[start]
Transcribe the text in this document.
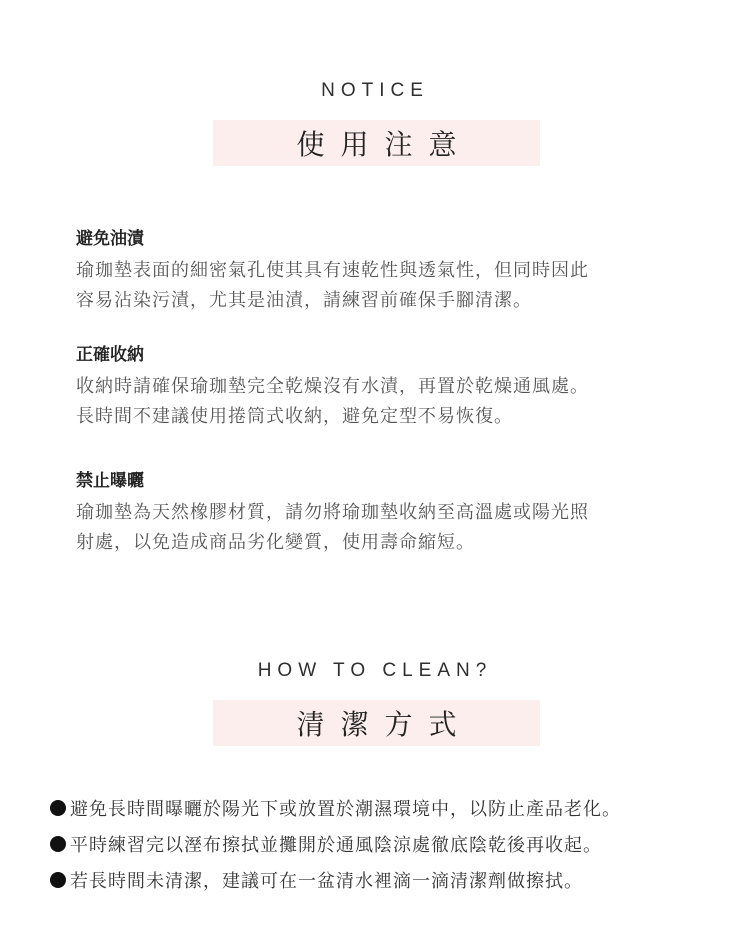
NOTICE
使用注意
避免油漬

瑜珈墊表面的細密氣孔使其具有速乾性與透氣性，但同時因此

容易沾染污漬，尤其是油漬，請練習前確保手腳清潔。

正確收納

收納時請確保瑜珈墊完全乾燥沒有水漬，再置於乾燥通風處。

長時間不建議使用捲筒式收納，避免定型不易恢復。

禁止曝曬

瑜珈墊為天然橡膠材質，請勿將瑜珈墊收納至高溫處或陽光照

射處，以免造成商品劣化變質，使用壽命縮短。

HOW TO CLEAN?
清潔方式
避免長時間曝曬於陽光下或放置於潮濕環境中，以防止產品老化。
平時練習完以溼布擦拭並攤開於通風陰涼處徹底陰乾後再收起。
若長時間未清潔，建議可在一盆清水裡滴一滴清潔劑做擦拭。
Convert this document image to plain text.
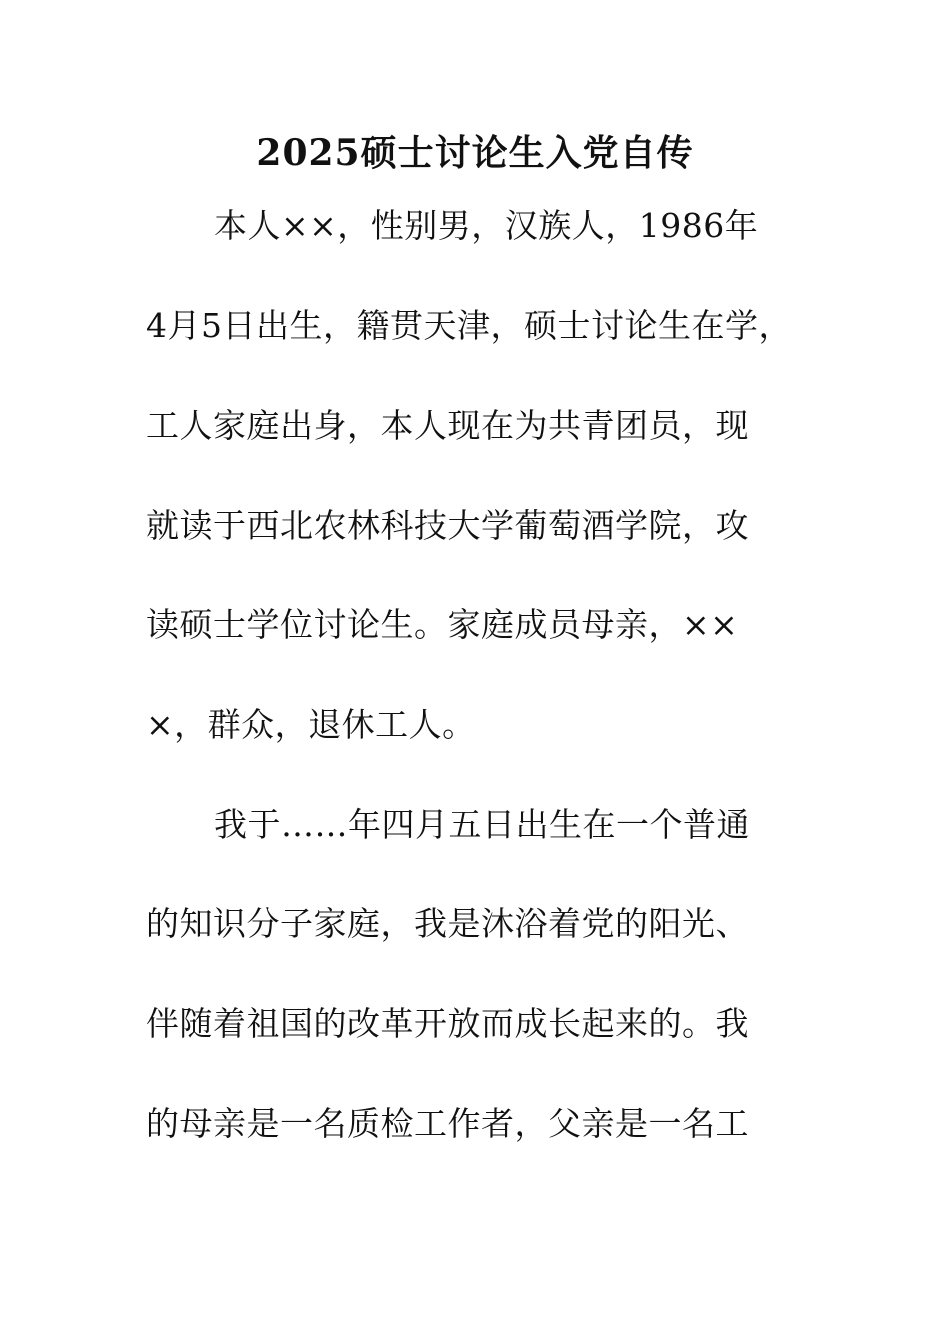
2025硕士讨论生入党自传
本人××，性别男，汉族人，1986年
4月5日出生，籍贯天津，硕士讨论生在学，
工人家庭出身，本人现在为共青团员，现
就读于西北农林科技大学葡萄酒学院，攻
读硕士学位讨论生。家庭成员母亲，××
×，群众，退休工人。
我于……年四月五日出生在一个普通
的知识分子家庭，我是沐浴着党的阳光、
伴随着祖国的改革开放而成长起来的。我
的母亲是一名质检工作者，父亲是一名工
[end]
PROBLEM:
Check the data for the word "this" and pull out the lines that have it.

SOLUTION TO THE PROBLEM:
Transcribe the text in this document.
Convert this document image to plain text.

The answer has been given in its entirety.